__The exercise__
Set out every line of the entries below as a numbered list, skipping blank lines and leaving out the pictures.

>> begin Dataset entries

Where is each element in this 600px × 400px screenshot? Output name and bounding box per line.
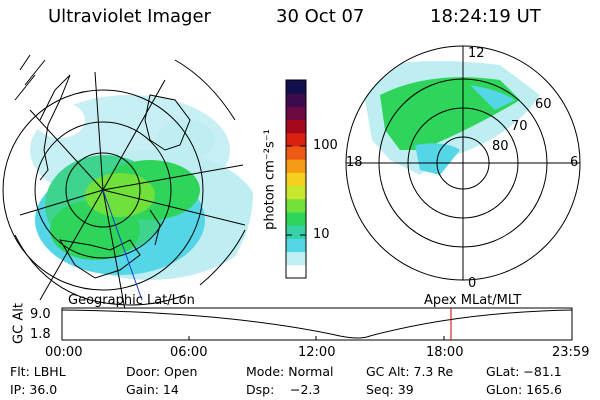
gc-alt-readout: GC Alt: 7.3 Re	[366, 364, 454, 379]
colorbar-band	[286, 119, 306, 134]
colorbar-band	[286, 185, 306, 200]
colorbar-band	[286, 172, 306, 187]
colorbar-band	[286, 212, 306, 226]
colorbar-band	[286, 146, 306, 160]
mlat-label-60: 60	[535, 97, 552, 112]
timeline-ylabel: GC Alt	[11, 303, 27, 344]
timeline-xtick-3: 18:00	[426, 345, 464, 360]
colorbar-band	[286, 238, 306, 253]
mlat-label-80: 80	[492, 139, 509, 154]
colorbar-tick-10: 10	[313, 227, 330, 242]
mlt-label-6: 6	[570, 155, 579, 170]
colorbar-band	[286, 225, 306, 239]
geographic-panel	[2, 54, 253, 311]
seq-readout: Seq: 39	[366, 382, 414, 397]
colorbar-band	[286, 264, 306, 279]
instrument-title: Ultraviolet Imager	[48, 6, 211, 27]
timeline-xtick-0: 00:00	[45, 345, 83, 360]
geographic-caption: Geographic Lat/Lon	[68, 293, 195, 308]
timeline-xtick-2: 12:00	[298, 345, 336, 360]
mode-readout: Mode: Normal	[246, 364, 334, 379]
dsp-value: −2.3	[290, 382, 321, 397]
date-label: 30 Oct 07	[276, 6, 365, 27]
magnetic-panel	[345, 45, 581, 281]
colorbar-band	[286, 198, 306, 213]
colorbar	[285, 79, 307, 279]
colorbar-unit-label: photon cm⁻²s⁻¹	[262, 129, 278, 230]
mlt-label-12: 12	[468, 46, 485, 61]
time-label: 18:24:19 UT	[430, 6, 541, 27]
mlt-label-18: 18	[346, 155, 363, 170]
colorbar-band	[286, 93, 306, 107]
ip-readout: IP: 36.0	[10, 382, 58, 397]
filter-readout: Flt: LBHL	[10, 364, 66, 379]
glat-readout: GLat: −81.1	[486, 364, 562, 379]
colorbar-band	[286, 80, 306, 94]
colorbar-band	[286, 106, 306, 121]
timeline-xtick-4: 23:59	[552, 345, 590, 360]
timeline-xtick-1: 06:00	[170, 345, 208, 360]
gain-readout: Gain: 14	[126, 382, 179, 397]
colorbar-tick-100: 100	[313, 138, 338, 153]
colorbar-band	[286, 159, 306, 173]
timeline-ytick-top: 9.0	[30, 307, 51, 322]
mlt-label-0: 0	[468, 276, 477, 291]
glon-readout: GLon: 165.6	[486, 382, 562, 397]
altitude-timeline	[61, 307, 573, 341]
magnetic-caption: Apex MLat/MLT	[424, 293, 522, 308]
colorbar-band	[286, 132, 306, 147]
colorbar-band	[286, 251, 306, 266]
dsp-label: Dsp:	[246, 382, 275, 397]
door-readout: Door: Open	[126, 364, 198, 379]
mlat-label-70: 70	[511, 119, 528, 134]
timeline-ytick-bottom: 1.8	[30, 327, 51, 342]
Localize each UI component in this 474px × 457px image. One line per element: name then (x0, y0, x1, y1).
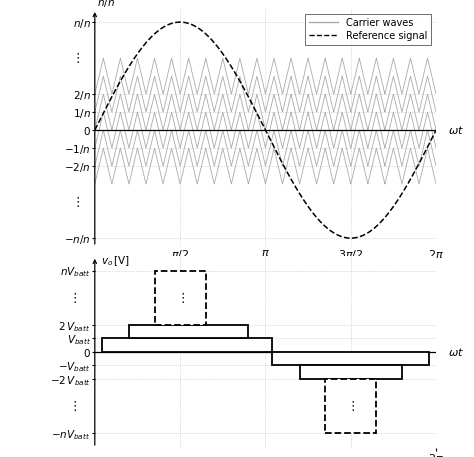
Text: $\vdots$: $\vdots$ (72, 51, 80, 65)
Text: $\vdots$: $\vdots$ (72, 195, 80, 209)
Bar (325, 379, 376, 433)
Text: $Cell_1\,\mathrm{ON}$: $Cell_1\,\mathrm{ON}$ (168, 339, 206, 351)
Text: $\vdots$: $\vdots$ (67, 291, 76, 305)
Bar (300, 366, 402, 379)
Bar (129, 325, 248, 338)
Text: $\omega t$: $\omega t$ (448, 346, 464, 358)
Text: $\vdots$: $\vdots$ (176, 291, 184, 305)
Text: $Cell_2\,\mathrm{ON}$: $Cell_2\,\mathrm{ON}$ (170, 325, 208, 338)
Bar (272, 352, 429, 366)
Text: $n/n$: $n/n$ (97, 0, 115, 9)
Bar (155, 271, 206, 325)
Legend: Carrier waves, Reference signal: Carrier waves, Reference signal (305, 14, 431, 45)
Text: $v_o\,\mathrm{[V]}$: $v_o\,\mathrm{[V]}$ (101, 254, 130, 268)
Text: $\vdots$: $\vdots$ (346, 399, 355, 413)
Text: $Cell_2\,\mathrm{ON}$: $Cell_2\,\mathrm{ON}$ (332, 366, 370, 378)
Text: $\vdots$: $\vdots$ (67, 399, 76, 413)
Text: $Cell_1\,\mathrm{ON}$: $Cell_1\,\mathrm{ON}$ (332, 352, 370, 365)
Text: $\omega t$: $\omega t$ (448, 124, 464, 136)
Bar (101, 338, 272, 352)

>> end Dataset entries

__Reply__
1. Where is each element in this 600px × 400px screenshot? Output name and bounding box per line.
2. gc-alt-readout: GC Alt: 7.3 Re	[366, 364, 454, 379]
3. colorbar-band	[286, 119, 306, 134]
4. colorbar-band	[286, 185, 306, 200]
5. colorbar-band	[286, 172, 306, 187]
6. colorbar-band	[286, 212, 306, 226]
7. colorbar-band	[286, 146, 306, 160]
8. mlat-label-60: 60	[535, 97, 552, 112]
9. timeline-ylabel: GC Alt	[11, 303, 27, 344]
10. timeline-xtick-3: 18:00	[426, 345, 464, 360]
11. colorbar-band	[286, 238, 306, 253]
12. mlat-label-80: 80	[492, 139, 509, 154]
13. colorbar-tick-10: 10	[313, 227, 330, 242]
14. mlt-label-6: 6	[570, 155, 579, 170]
15. colorbar-band	[286, 225, 306, 239]
16. geographic-panel	[2, 54, 253, 311]
17. seq-readout: Seq: 39	[366, 382, 414, 397]
18. colorbar-band	[286, 264, 306, 279]
19. instrument-title: Ultraviolet Imager	[48, 6, 211, 27]
20. timeline-xtick-0: 00:00	[45, 345, 83, 360]
21. geographic-caption: Geographic Lat/Lon	[68, 293, 195, 308]
22. timeline-xtick-2: 12:00	[298, 345, 336, 360]
23. mode-readout: Mode: Normal	[246, 364, 334, 379]
24. dsp-value: −2.3	[290, 382, 321, 397]
25. date-label: 30 Oct 07	[276, 6, 365, 27]
26. magnetic-panel	[345, 45, 581, 281]
27. colorbar-band	[286, 198, 306, 213]
28. colorbar	[285, 79, 307, 279]
29. colorbar-unit-label: photon cm⁻²s⁻¹	[262, 129, 278, 230]
30. mlt-label-12: 12	[468, 46, 485, 61]
31. time-label: 18:24:19 UT	[430, 6, 541, 27]
32. mlt-label-18: 18	[346, 155, 363, 170]
33. colorbar-band	[286, 93, 306, 107]
34. ip-readout: IP: 36.0	[10, 382, 58, 397]
35. filter-readout: Flt: LBHL	[10, 364, 66, 379]
36. glat-readout: GLat: −81.1	[486, 364, 562, 379]
37. colorbar-band	[286, 80, 306, 94]
38. colorbar-band	[286, 106, 306, 121]
39. timeline-xtick-4: 23:59	[552, 345, 590, 360]
40. timeline-xtick-1: 06:00	[170, 345, 208, 360]
41. gain-readout: Gain: 14	[126, 382, 179, 397]
42. colorbar-tick-100: 100	[313, 138, 338, 153]
43. colorbar-band	[286, 159, 306, 173]
44. timeline-ytick-top: 9.0	[30, 307, 51, 322]
45. mlt-label-0: 0	[468, 276, 477, 291]
46. glon-readout: GLon: 165.6	[486, 382, 562, 397]
47. altitude-timeline	[61, 307, 573, 341]
48. magnetic-caption: Apex MLat/MLT	[424, 293, 522, 308]
49. colorbar-band	[286, 132, 306, 147]
50. colorbar-band	[286, 251, 306, 266]
51. dsp-label: Dsp:	[246, 382, 275, 397]
52. door-readout: Door: Open	[126, 364, 198, 379]
53. mlat-label-70: 70	[511, 119, 528, 134]
54. timeline-ytick-bottom: 1.8	[30, 327, 51, 342]
55. Localize each UI component in this 474px × 457px image. One line per element: name then (x0, y0, x1, y1).
56. Text: $\vdots$: $\vdots$ (72, 51, 80, 65)
57. Text: $\vdots$: $\vdots$ (72, 195, 80, 209)
58. Bar (325, 379, 376, 433)
59. Text: $Cell_1\,\mathrm{ON}$: $Cell_1\,\mathrm{ON}$ (168, 339, 206, 351)
60. Text: $\vdots$: $\vdots$ (67, 291, 76, 305)
61. Bar (300, 366, 402, 379)
62. Bar (129, 325, 248, 338)
63. Text: $\omega t$: $\omega t$ (448, 346, 464, 358)
64. Text: $\vdots$: $\vdots$ (176, 291, 184, 305)
65. Text: $Cell_2\,\mathrm{ON}$: $Cell_2\,\mathrm{ON}$ (170, 325, 208, 338)
66. Bar (272, 352, 429, 366)
67. Text: $n/n$: $n/n$ (97, 0, 115, 9)
68. Bar (155, 271, 206, 325)
69. Legend: Carrier waves, Reference signal: Carrier waves, Reference signal (305, 14, 431, 45)
70. Text: $v_o\,\mathrm{[V]}$: $v_o\,\mathrm{[V]}$ (101, 254, 130, 268)
71. Text: $\vdots$: $\vdots$ (346, 399, 355, 413)
72. Text: $Cell_2\,\mathrm{ON}$: $Cell_2\,\mathrm{ON}$ (332, 366, 370, 378)
73. Text: $\vdots$: $\vdots$ (67, 399, 76, 413)
74. Text: $Cell_1\,\mathrm{ON}$: $Cell_1\,\mathrm{ON}$ (332, 352, 370, 365)
75. Text: $\omega t$: $\omega t$ (448, 124, 464, 136)
76. Bar (101, 338, 272, 352)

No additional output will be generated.